>> start

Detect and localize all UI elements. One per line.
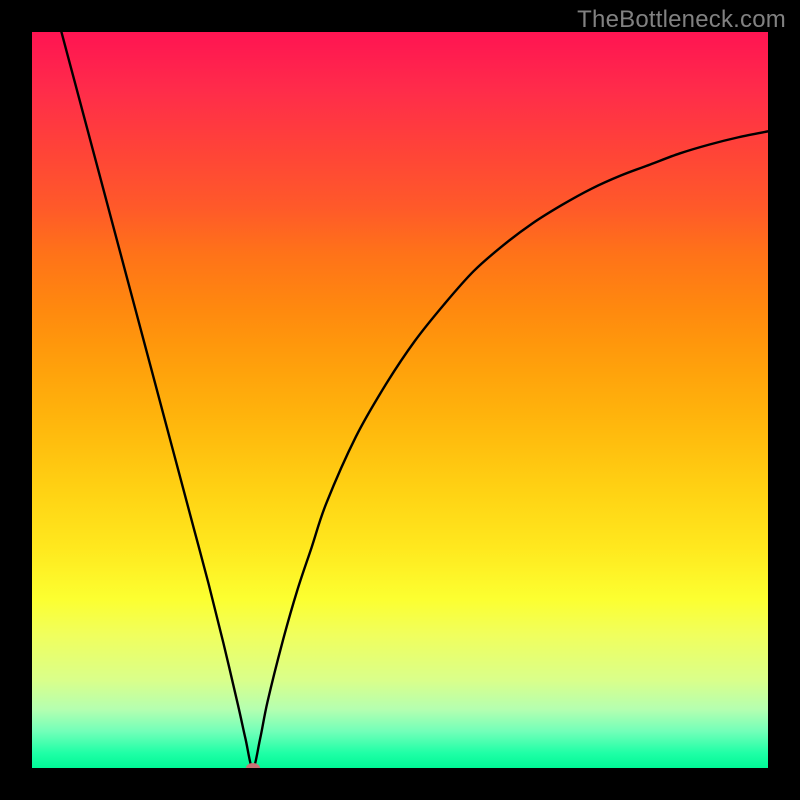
vertex-marker [246, 763, 260, 768]
curve-svg [32, 32, 768, 768]
plot-area [32, 32, 768, 768]
chart-canvas: TheBottleneck.com [0, 0, 800, 800]
watermark-text: TheBottleneck.com [577, 6, 786, 34]
curve-path [61, 32, 768, 768]
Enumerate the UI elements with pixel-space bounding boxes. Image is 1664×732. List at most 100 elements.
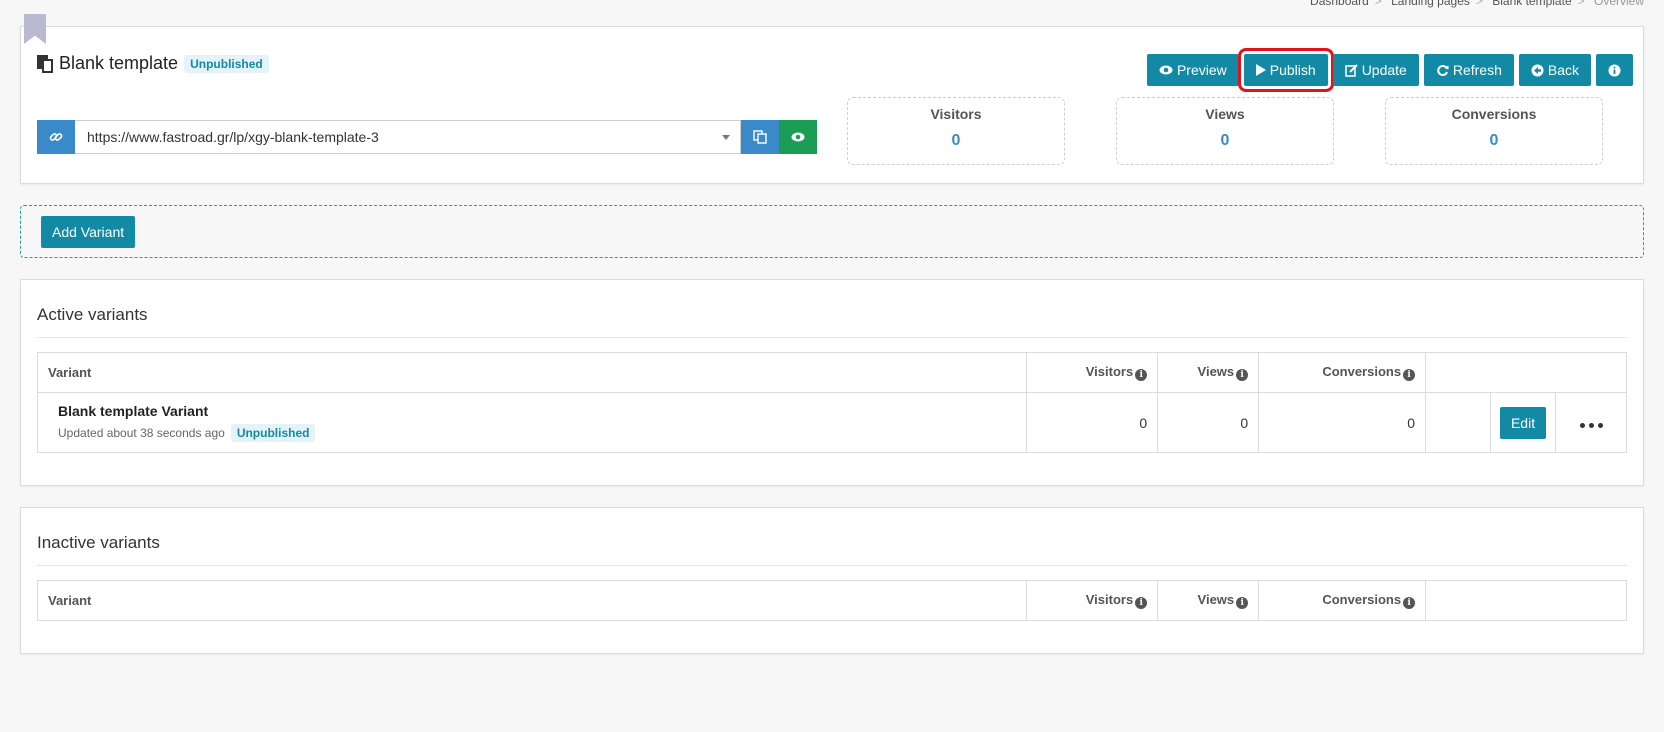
page-toolbar: Preview Publish Update Refresh Back xyxy=(1146,48,1633,92)
copy-url-button[interactable] xyxy=(741,120,779,154)
section-title: Inactive variants xyxy=(37,533,160,552)
variant-name[interactable]: Blank template Variant xyxy=(58,403,1016,419)
breadcrumb: Dashboard > Landing pages > Blank template… xyxy=(1310,0,1644,8)
column-header-variant: Variant xyxy=(36,352,1028,393)
arrow-circle-left-icon xyxy=(1531,64,1544,76)
breadcrumb-landing-pages[interactable]: Landing pages xyxy=(1391,0,1470,8)
info-icon[interactable]: i xyxy=(1236,597,1249,609)
column-header-actions xyxy=(1425,580,1627,621)
view-url-button[interactable] xyxy=(779,120,817,154)
status-badge: Unpublished xyxy=(230,424,316,442)
active-variants-panel: Active variants Variant Visitors i Views i… xyxy=(20,279,1644,486)
info-button[interactable] xyxy=(1596,54,1633,86)
info-icon xyxy=(1608,64,1621,76)
publish-button[interactable]: Publish xyxy=(1237,48,1334,92)
copy-document-icon xyxy=(37,54,53,73)
column-label: Variant xyxy=(48,593,92,608)
variant-cell: Blank template Variant Updated about 38 … xyxy=(36,392,1028,453)
update-button[interactable]: Update xyxy=(1332,54,1419,86)
views-cell: 0 xyxy=(1157,392,1260,453)
table-header-row: Variant Visitors i Views i Conversions i xyxy=(36,580,1627,621)
breadcrumb-separator: > xyxy=(1475,0,1483,8)
edit-variant-button[interactable]: Edit xyxy=(1499,406,1547,439)
column-label: Views xyxy=(1197,592,1235,607)
back-button[interactable]: Back xyxy=(1518,54,1591,86)
breadcrumb-separator: > xyxy=(1577,0,1585,8)
column-header-conversions: Conversions i xyxy=(1258,352,1427,393)
views-stat: Views 0 xyxy=(1116,97,1334,165)
column-label: Visitors xyxy=(1085,592,1134,607)
page-title: Blank template Unpublished xyxy=(37,53,269,74)
column-label: Visitors xyxy=(1085,364,1134,379)
visitors-stat: Visitors 0 xyxy=(847,97,1065,165)
add-variant-button[interactable]: Add Variant xyxy=(41,216,136,248)
variant-meta: Updated about 38 seconds ago Unpublished xyxy=(58,424,1016,442)
column-label: Views xyxy=(1197,364,1235,379)
inactive-variants-panel: Inactive variants Variant Visitors i View… xyxy=(20,507,1644,654)
column-header-variant: Variant xyxy=(36,580,1028,621)
column-label: Conversions xyxy=(1322,364,1402,379)
info-icon[interactable]: i xyxy=(1135,369,1148,381)
more-options-icon[interactable] xyxy=(1579,422,1603,428)
column-header-visitors: Visitors i xyxy=(1026,352,1159,393)
divider xyxy=(37,565,1627,566)
url-select[interactable]: https://www.fastroad.gr/lp/xgy-blank-tem… xyxy=(75,120,741,154)
refresh-button[interactable]: Refresh xyxy=(1423,54,1514,86)
edit-icon xyxy=(1344,63,1358,77)
breadcrumb-overview: Overview xyxy=(1593,0,1644,8)
section-title: Active variants xyxy=(37,305,148,324)
info-icon[interactable]: i xyxy=(1135,597,1148,609)
url-bar: https://www.fastroad.gr/lp/xgy-blank-tem… xyxy=(37,120,817,154)
refresh-label: Refresh xyxy=(1452,62,1502,78)
landing-page-header-panel: Blank template Unpublished Preview Publi… xyxy=(20,26,1644,184)
refresh-icon xyxy=(1437,64,1449,76)
column-header-actions xyxy=(1425,352,1627,393)
preview-button[interactable]: Preview xyxy=(1146,54,1239,86)
column-header-conversions: Conversions i xyxy=(1258,580,1427,621)
table-header-row: Variant Visitors i Views i Conversions i xyxy=(36,352,1627,393)
empty-cell xyxy=(1425,392,1492,453)
add-variant-bar: Add Variant xyxy=(20,205,1644,258)
stat-label: Views xyxy=(1205,106,1245,122)
variant-updated: Updated about 38 seconds ago xyxy=(58,426,225,440)
stat-value: 0 xyxy=(1489,132,1499,149)
preview-label: Preview xyxy=(1176,62,1227,78)
copy-icon xyxy=(753,130,767,144)
more-cell xyxy=(1555,392,1627,453)
link-button[interactable] xyxy=(37,120,75,154)
breadcrumb-dashboard[interactable]: Dashboard xyxy=(1310,0,1369,8)
breadcrumb-blank-template[interactable]: Blank template xyxy=(1492,0,1571,8)
column-header-views: Views i xyxy=(1157,580,1260,621)
url-value: https://www.fastroad.gr/lp/xgy-blank-tem… xyxy=(87,129,379,145)
active-variants-table: Variant Visitors i Views i Conversions i Bl… xyxy=(36,352,1627,453)
update-label: Update xyxy=(1361,62,1407,78)
column-header-visitors: Visitors i xyxy=(1026,580,1159,621)
back-label: Back xyxy=(1547,62,1579,78)
breadcrumb-separator: > xyxy=(1374,0,1382,8)
stat-label: Conversions xyxy=(1451,106,1537,122)
divider xyxy=(37,337,1627,338)
inactive-variants-table: Variant Visitors i Views i Conversions i xyxy=(36,580,1627,621)
page-title-text: Blank template xyxy=(59,53,179,73)
link-icon xyxy=(49,133,63,141)
edit-cell: Edit xyxy=(1490,392,1556,453)
column-label: Variant xyxy=(48,365,92,380)
visitors-cell: 0 xyxy=(1026,392,1159,453)
stat-label: Visitors xyxy=(930,106,982,122)
play-icon xyxy=(1255,64,1266,76)
publish-label: Publish xyxy=(1269,62,1316,78)
eye-icon xyxy=(791,132,805,142)
conversions-stat: Conversions 0 xyxy=(1385,97,1603,165)
stat-value: 0 xyxy=(951,132,961,149)
column-label: Conversions xyxy=(1322,592,1402,607)
status-badge: Unpublished xyxy=(184,54,269,73)
stat-value: 0 xyxy=(1220,132,1230,149)
info-icon[interactable]: i xyxy=(1403,597,1416,609)
table-row: Blank template Variant Updated about 38 … xyxy=(36,392,1627,453)
chevron-down-icon xyxy=(722,135,730,140)
conversions-cell: 0 xyxy=(1258,392,1427,453)
info-icon[interactable]: i xyxy=(1236,369,1249,381)
eye-icon xyxy=(1159,65,1173,75)
info-icon[interactable]: i xyxy=(1403,369,1416,381)
column-header-views: Views i xyxy=(1157,352,1260,393)
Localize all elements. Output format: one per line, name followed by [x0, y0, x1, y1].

>> end

Given instruction » Quote every one of the records above verbatim, line by line, and omit the pictures.

Answer to this problem »
Detect and localize all UI elements. One per line.
vertex-marker [246, 763, 260, 768]
curve-svg [32, 32, 768, 768]
plot-area [32, 32, 768, 768]
chart-canvas: TheBottleneck.com [0, 0, 800, 800]
watermark-text: TheBottleneck.com [577, 6, 786, 34]
curve-path [61, 32, 768, 768]
Enumerate the UI elements with pixel-space bounding boxes. Image is 1664×732. List at most 100 elements.
page-toolbar: Preview Publish Update Refresh Back xyxy=(1146,48,1633,92)
copy-url-button[interactable] xyxy=(741,120,779,154)
section-title: Inactive variants xyxy=(37,533,160,552)
variant-name[interactable]: Blank template Variant xyxy=(58,403,1016,419)
breadcrumb: Dashboard > Landing pages > Blank template… xyxy=(1310,0,1644,8)
column-header-variant: Variant xyxy=(36,352,1028,393)
arrow-circle-left-icon xyxy=(1531,64,1544,76)
breadcrumb-landing-pages[interactable]: Landing pages xyxy=(1391,0,1470,8)
info-icon[interactable]: i xyxy=(1236,597,1249,609)
column-header-actions xyxy=(1425,580,1627,621)
view-url-button[interactable] xyxy=(779,120,817,154)
status-badge: Unpublished xyxy=(230,424,316,442)
active-variants-panel: Active variants Variant Visitors i Views i… xyxy=(20,279,1644,486)
info-button[interactable] xyxy=(1596,54,1633,86)
info-icon xyxy=(1608,64,1621,76)
publish-button[interactable]: Publish xyxy=(1237,48,1334,92)
copy-document-icon xyxy=(37,54,53,73)
column-label: Variant xyxy=(48,593,92,608)
variant-cell: Blank template Variant Updated about 38 … xyxy=(36,392,1028,453)
update-button[interactable]: Update xyxy=(1332,54,1419,86)
views-cell: 0 xyxy=(1157,392,1260,453)
table-header-row: Variant Visitors i Views i Conversions i xyxy=(36,580,1627,621)
breadcrumb-separator: > xyxy=(1475,0,1483,8)
edit-variant-button[interactable]: Edit xyxy=(1499,406,1547,439)
column-label: Views xyxy=(1197,592,1235,607)
back-button[interactable]: Back xyxy=(1518,54,1591,86)
breadcrumb-separator: > xyxy=(1577,0,1585,8)
column-header-conversions: Conversions i xyxy=(1258,352,1427,393)
views-stat: Views 0 xyxy=(1116,97,1334,165)
column-label: Visitors xyxy=(1085,592,1134,607)
page-title: Blank template Unpublished xyxy=(37,53,269,74)
column-label: Visitors xyxy=(1085,364,1134,379)
visitors-stat: Visitors 0 xyxy=(847,97,1065,165)
add-variant-button[interactable]: Add Variant xyxy=(41,216,136,248)
variant-meta: Updated about 38 seconds ago Unpublished xyxy=(58,424,1016,442)
column-label: Views xyxy=(1197,364,1235,379)
inactive-variants-panel: Inactive variants Variant Visitors i View… xyxy=(20,507,1644,654)
column-header-variant: Variant xyxy=(36,580,1028,621)
column-label: Conversions xyxy=(1322,364,1402,379)
info-icon[interactable]: i xyxy=(1135,369,1148,381)
more-options-icon[interactable] xyxy=(1579,422,1603,428)
column-header-visitors: Visitors i xyxy=(1026,352,1159,393)
divider xyxy=(37,565,1627,566)
url-select[interactable]: https://www.fastroad.gr/lp/xgy-blank-tem… xyxy=(75,120,741,154)
refresh-button[interactable]: Refresh xyxy=(1423,54,1514,86)
edit-icon xyxy=(1344,63,1358,77)
breadcrumb-overview: Overview xyxy=(1593,0,1644,8)
section-title: Active variants xyxy=(37,305,148,324)
info-icon[interactable]: i xyxy=(1135,597,1148,609)
url-bar: https://www.fastroad.gr/lp/xgy-blank-tem… xyxy=(37,120,817,154)
refresh-label: Refresh xyxy=(1452,62,1502,78)
landing-page-header-panel: Blank template Unpublished Preview Publi… xyxy=(20,26,1644,184)
refresh-icon xyxy=(1437,64,1449,76)
column-header-actions xyxy=(1425,352,1627,393)
preview-button[interactable]: Preview xyxy=(1146,54,1239,86)
column-header-conversions: Conversions i xyxy=(1258,580,1427,621)
table-header-row: Variant Visitors i Views i Conversions i xyxy=(36,352,1627,393)
empty-cell xyxy=(1425,392,1492,453)
add-variant-bar: Add Variant xyxy=(20,205,1644,258)
stat-label: Views xyxy=(1205,106,1245,122)
variant-updated: Updated about 38 seconds ago xyxy=(58,426,225,440)
stat-value: 0 xyxy=(1489,132,1499,149)
preview-label: Preview xyxy=(1176,62,1227,78)
copy-icon xyxy=(753,130,767,144)
more-cell xyxy=(1555,392,1627,453)
link-button[interactable] xyxy=(37,120,75,154)
breadcrumb-dashboard[interactable]: Dashboard xyxy=(1310,0,1369,8)
breadcrumb-blank-template[interactable]: Blank template xyxy=(1492,0,1571,8)
column-header-views: Views i xyxy=(1157,580,1260,621)
url-value: https://www.fastroad.gr/lp/xgy-blank-tem… xyxy=(87,129,379,145)
active-variants-table: Variant Visitors i Views i Conversions i Bl… xyxy=(36,352,1627,453)
update-label: Update xyxy=(1361,62,1407,78)
column-header-visitors: Visitors i xyxy=(1026,580,1159,621)
back-label: Back xyxy=(1547,62,1579,78)
breadcrumb-separator: > xyxy=(1374,0,1382,8)
stat-label: Conversions xyxy=(1451,106,1537,122)
divider xyxy=(37,337,1627,338)
inactive-variants-table: Variant Visitors i Views i Conversions i xyxy=(36,580,1627,621)
page-title-text: Blank template xyxy=(59,53,179,73)
link-icon xyxy=(49,133,63,141)
edit-cell: Edit xyxy=(1490,392,1556,453)
column-label: Variant xyxy=(48,365,92,380)
visitors-cell: 0 xyxy=(1026,392,1159,453)
stat-label: Visitors xyxy=(930,106,982,122)
play-icon xyxy=(1255,64,1266,76)
publish-label: Publish xyxy=(1269,62,1316,78)
eye-icon xyxy=(791,132,805,142)
conversions-stat: Conversions 0 xyxy=(1385,97,1603,165)
stat-value: 0 xyxy=(951,132,961,149)
column-label: Conversions xyxy=(1322,592,1402,607)
status-badge: Unpublished xyxy=(184,54,269,73)
stat-value: 0 xyxy=(1220,132,1230,149)
info-icon[interactable]: i xyxy=(1403,597,1416,609)
table-row: Blank template Variant Updated about 38 … xyxy=(36,392,1627,453)
chevron-down-icon xyxy=(722,135,730,140)
conversions-cell: 0 xyxy=(1258,392,1427,453)
info-icon[interactable]: i xyxy=(1236,369,1249,381)
eye-icon xyxy=(1159,65,1173,75)
info-icon[interactable]: i xyxy=(1403,369,1416,381)
column-header-views: Views i xyxy=(1157,352,1260,393)
Localize all elements. Output format: one per line, name followed by [x0, y0, x1, y1].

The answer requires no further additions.